-- Your goal --
Recast the records below as one numbered list with one item per line. Skip blank lines and leave out the pictures.

-- Data provided --
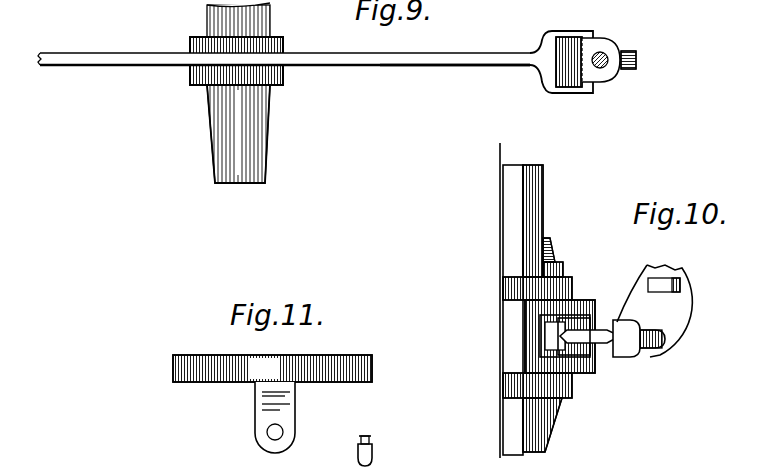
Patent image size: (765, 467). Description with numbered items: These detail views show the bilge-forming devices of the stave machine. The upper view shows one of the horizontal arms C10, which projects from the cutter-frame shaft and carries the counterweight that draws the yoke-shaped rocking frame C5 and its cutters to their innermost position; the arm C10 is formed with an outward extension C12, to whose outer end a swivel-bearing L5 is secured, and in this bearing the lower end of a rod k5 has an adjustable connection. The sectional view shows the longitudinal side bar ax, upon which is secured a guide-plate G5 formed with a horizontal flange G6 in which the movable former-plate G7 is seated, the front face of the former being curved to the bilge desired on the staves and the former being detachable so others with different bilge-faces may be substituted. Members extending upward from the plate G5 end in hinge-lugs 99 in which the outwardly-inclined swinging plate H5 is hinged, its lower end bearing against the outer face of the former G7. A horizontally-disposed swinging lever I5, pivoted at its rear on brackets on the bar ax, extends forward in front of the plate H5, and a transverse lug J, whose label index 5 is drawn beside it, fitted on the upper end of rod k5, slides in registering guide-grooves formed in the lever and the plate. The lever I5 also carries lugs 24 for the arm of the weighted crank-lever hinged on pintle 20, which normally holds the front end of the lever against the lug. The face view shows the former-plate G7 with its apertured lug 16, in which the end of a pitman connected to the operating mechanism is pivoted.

In FIG. 9, the rocking frame C5 is at (214, 98).
In FIG. 9, the horizontal arm C10 is at (284, 71).
In FIG. 9, the outward extension C12 is at (455, 78).
In FIG. 9, the swivel-bearing L5 is at (601, 45).
In FIG. 11, the swivel-bearing L5 is at (357, 455).
In FIG. 9, the rod k5 is at (624, 54).
In FIG. 11, the rod k5 is at (372, 450).
In FIG. 10, the longitudinal side bar ax is at (481, 300).
In FIG. 10, the guide-plate G5 is at (516, 218).
In FIG. 10, the horizontal flange G6 is at (534, 198).
In FIG. 10, the pintle 20 is at (564, 270).
In FIG. 10, the hinge-lugs 99 is at (571, 289).
In FIG. 10, the transverse lug J is at (599, 331).
In FIG. 10, the transverse lug label index 5 is at (596, 313).
In FIG. 10, the swinging plate H5 is at (580, 356).
In FIG. 10, the swinging lever I5 is at (652, 311).
In FIG. 10, the lugs 24 is at (681, 284).
In FIG. 10, the former-plate G7 is at (556, 414).
In FIG. 11, the former-plate G7 is at (215, 353).
In FIG. 11, the apertured lug 16 is at (289, 417).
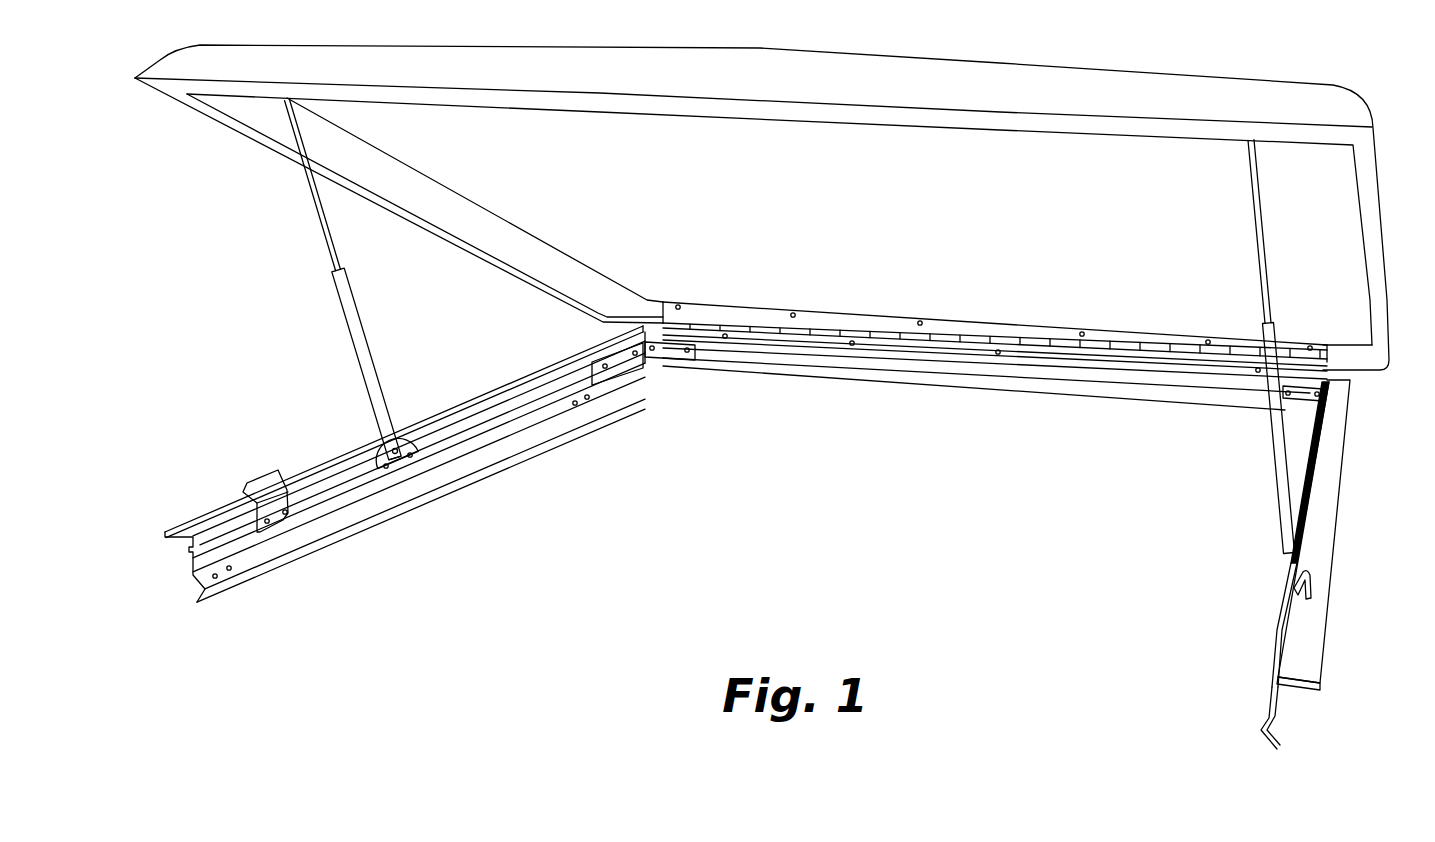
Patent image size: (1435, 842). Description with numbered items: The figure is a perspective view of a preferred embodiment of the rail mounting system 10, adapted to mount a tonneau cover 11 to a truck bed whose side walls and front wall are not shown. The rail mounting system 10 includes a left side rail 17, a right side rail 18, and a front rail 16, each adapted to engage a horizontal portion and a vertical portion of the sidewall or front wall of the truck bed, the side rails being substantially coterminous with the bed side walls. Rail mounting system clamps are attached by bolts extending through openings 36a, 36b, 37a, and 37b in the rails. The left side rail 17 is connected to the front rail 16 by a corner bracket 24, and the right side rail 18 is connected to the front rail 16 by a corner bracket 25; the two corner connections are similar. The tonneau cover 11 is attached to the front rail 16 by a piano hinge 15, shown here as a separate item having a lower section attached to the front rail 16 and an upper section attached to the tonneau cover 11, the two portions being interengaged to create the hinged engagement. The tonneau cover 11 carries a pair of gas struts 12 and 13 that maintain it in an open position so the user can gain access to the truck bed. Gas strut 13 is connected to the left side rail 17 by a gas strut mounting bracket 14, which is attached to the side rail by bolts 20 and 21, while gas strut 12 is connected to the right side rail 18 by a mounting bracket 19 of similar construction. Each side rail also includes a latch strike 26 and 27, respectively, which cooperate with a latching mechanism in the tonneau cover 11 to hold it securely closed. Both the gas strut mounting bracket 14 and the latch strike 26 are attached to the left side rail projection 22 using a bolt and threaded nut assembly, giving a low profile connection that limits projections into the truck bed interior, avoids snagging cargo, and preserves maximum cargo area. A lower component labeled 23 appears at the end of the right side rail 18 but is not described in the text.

The rail mounting system 10 is at (1356, 510).
The tonneau cover 11 is at (1187, 96).
The gas strut 12 is at (1253, 243).
The gas strut 13 is at (353, 302).
The gas strut mounting bracket 14 is at (410, 437).
The piano hinge 15 is at (768, 313).
The front rail 16 is at (903, 367).
The left side rail 17 is at (313, 528).
The right side rail 18 is at (1305, 657).
The mounting bracket 19 is at (1290, 553).
The bolt 20 is at (400, 467).
The bolt 21 is at (440, 455).
The left side rail projection 22 is at (188, 553).
The lower latch hook 23 is at (1268, 693).
The corner bracket 24 is at (677, 352).
The corner bracket 25 is at (1297, 393).
The latch strike 26 is at (263, 480).
The latch strike 27 is at (1280, 603).
The opening 36a is at (218, 580).
The opening 36b is at (240, 568).
The opening 37a is at (580, 405).
The opening 37b is at (597, 393).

-- Final result --
1. Patent image size: (765, 467). Description with numbered items: These detail views show the bilge-forming devices of the stave machine. The upper view shows one of the horizontal arms C10, which projects from the cutter-frame shaft and carries the counterweight that draws the yoke-shaped rocking frame C5 and its cutters to their innermost position; the arm C10 is formed with an outward extension C12, to whose outer end a swivel-bearing L5 is secured, and in this bearing the lower end of a rod k5 has an adjustable connection. The sectional view shows the longitudinal side bar ax, upon which is secured a guide-plate G5 formed with a horizontal flange G6 in which the movable former-plate G7 is seated, the front face of the former being curved to the bilge desired on the staves and the former being detachable so others with different bilge-faces may be substituted. Members extending upward from the plate G5 end in hinge-lugs 99 in which the outwardly-inclined swinging plate H5 is hinged, its lower end bearing against the outer face of the former G7. A horizontally-disposed swinging lever I5, pivoted at its rear on brackets on the bar ax, extends forward in front of the plate H5, and a transverse lug J, whose label index 5 is drawn beside it, fitted on the upper end of rod k5, slides in registering guide-grooves formed in the lever and the plate. The lever I5 also carries lugs 24 for the arm of the weighted crank-lever hinged on pintle 20, which normally holds the front end of the lever against the lug. The face view shows the former-plate G7 with its apertured lug 16, in which the end of a pitman connected to the operating mechanism is pivoted.
2. In FIG. 9, the rocking frame C5 is at (214, 98).
3. In FIG. 9, the horizontal arm C10 is at (284, 71).
4. In FIG. 9, the outward extension C12 is at (455, 78).
5. In FIG. 9, the swivel-bearing L5 is at (601, 45).
6. In FIG. 11, the swivel-bearing L5 is at (357, 455).
7. In FIG. 9, the rod k5 is at (624, 54).
8. In FIG. 11, the rod k5 is at (372, 450).
9. In FIG. 10, the longitudinal side bar ax is at (481, 300).
10. In FIG. 10, the guide-plate G5 is at (516, 218).
11. In FIG. 10, the horizontal flange G6 is at (534, 198).
12. In FIG. 10, the pintle 20 is at (564, 270).
13. In FIG. 10, the hinge-lugs 99 is at (571, 289).
14. In FIG. 10, the transverse lug J is at (599, 331).
15. In FIG. 10, the transverse lug label index 5 is at (596, 313).
16. In FIG. 10, the swinging plate H5 is at (580, 356).
17. In FIG. 10, the swinging lever I5 is at (652, 311).
18. In FIG. 10, the lugs 24 is at (681, 284).
19. In FIG. 10, the former-plate G7 is at (556, 414).
20. In FIG. 11, the former-plate G7 is at (215, 353).
21. In FIG. 11, the apertured lug 16 is at (289, 417).
22. Patent image size: (1435, 842). Description with numbered items: The figure is a perspective view of a preferred embodiment of the rail mounting system 10, adapted to mount a tonneau cover 11 to a truck bed whose side walls and front wall are not shown. The rail mounting system 10 includes a left side rail 17, a right side rail 18, and a front rail 16, each adapted to engage a horizontal portion and a vertical portion of the sidewall or front wall of the truck bed, the side rails being substantially coterminous with the bed side walls. Rail mounting system clamps are attached by bolts extending through openings 36a, 36b, 37a, and 37b in the rails. The left side rail 17 is connected to the front rail 16 by a corner bracket 24, and the right side rail 18 is connected to the front rail 16 by a corner bracket 25; the two corner connections are similar. The tonneau cover 11 is attached to the front rail 16 by a piano hinge 15, shown here as a separate item having a lower section attached to the front rail 16 and an upper section attached to the tonneau cover 11, the two portions being interengaged to create the hinged engagement. The tonneau cover 11 carries a pair of gas struts 12 and 13 that maintain it in an open position so the user can gain access to the truck bed. Gas strut 13 is connected to the left side rail 17 by a gas strut mounting bracket 14, which is attached to the side rail by bolts 20 and 21, while gas strut 12 is connected to the right side rail 18 by a mounting bracket 19 of similar construction. Each side rail also includes a latch strike 26 and 27, respectively, which cooperate with a latching mechanism in the tonneau cover 11 to hold it securely closed. Both the gas strut mounting bracket 14 and the latch strike 26 are attached to the left side rail projection 22 using a bolt and threaded nut assembly, giving a low profile connection that limits projections into the truck bed interior, avoids snagging cargo, and preserves maximum cargo area. A lower component labeled 23 appears at the end of the right side rail 18 but is not described in the text.
23. The rail mounting system 10 is at (1356, 510).
24. The tonneau cover 11 is at (1187, 96).
25. The gas strut 12 is at (1253, 243).
26. The gas strut 13 is at (353, 302).
27. The gas strut mounting bracket 14 is at (410, 437).
28. The piano hinge 15 is at (768, 313).
29. The front rail 16 is at (903, 367).
30. The left side rail 17 is at (313, 528).
31. The right side rail 18 is at (1305, 657).
32. The mounting bracket 19 is at (1290, 553).
33. The bolt 20 is at (400, 467).
34. The bolt 21 is at (440, 455).
35. The left side rail projection 22 is at (188, 553).
36. The lower latch hook 23 is at (1268, 693).
37. The corner bracket 24 is at (677, 352).
38. The corner bracket 25 is at (1297, 393).
39. The latch strike 26 is at (263, 480).
40. The latch strike 27 is at (1280, 603).
41. The opening 36a is at (218, 580).
42. The opening 36b is at (240, 568).
43. The opening 37a is at (580, 405).
44. The opening 37b is at (597, 393).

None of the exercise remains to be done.